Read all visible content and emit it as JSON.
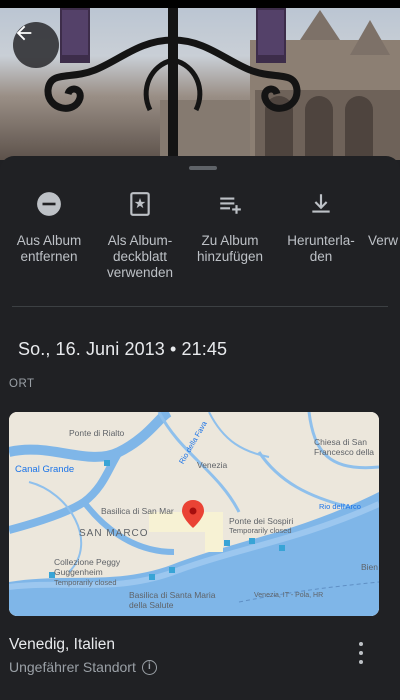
{
  "back": {
    "icon": "arrow-back-icon"
  },
  "actions": [
    {
      "icon": "remove-circle-icon",
      "label": "Aus Album entfernen"
    },
    {
      "icon": "album-cover-icon",
      "label": "Als Album-deckblatt verwenden"
    },
    {
      "icon": "playlist-add-icon",
      "label": "Zu Album hinzufügen"
    },
    {
      "icon": "download-icon",
      "label": "Herunterla-den"
    },
    {
      "icon": "more-actions-icon",
      "label": "Verw"
    }
  ],
  "datetime": "So., 16. Juni 2013 • 21:45",
  "section_label": "ORT",
  "map": {
    "labels": {
      "rialto": "Ponte di Rialto",
      "canal": "Canal Grande",
      "venezia": "Venezia",
      "chiesa": "Chiesa di San Francesco della",
      "rio_fava": "Rio della Fava",
      "rio_arco": "Rio dell'Arco",
      "basilica": "Basilica di San Mar",
      "sospiri": "Ponte dei Sospiri",
      "sospiri_note": "Temporarily closed",
      "san_marco": "SAN MARCO",
      "peggy": "Collezione Peggy Guggenheim",
      "peggy_note": "Temporarily closed",
      "salute": "Basilica di Santa Maria della Salute",
      "bien": "Bien",
      "route": "Venezia, IT - Pola, HR"
    },
    "accent": "#ea4335"
  },
  "location": {
    "title": "Venedig, Italien",
    "subtitle": "Ungefährer Standort",
    "info_icon": "info-icon",
    "more_icon": "more-vert-icon"
  }
}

- **WRITTEN PROBLEM**: Each line above that includes "icon" should be shown.

- **EXPECTED ANSWER**:
    "icon": "arrow-back-icon"
      "icon": "remove-circle-icon",
      "icon": "album-cover-icon",
      "icon": "playlist-add-icon",
      "icon": "download-icon",
      "icon": "more-actions-icon",
    "info_icon": "info-icon",
    "more_icon": "more-vert-icon"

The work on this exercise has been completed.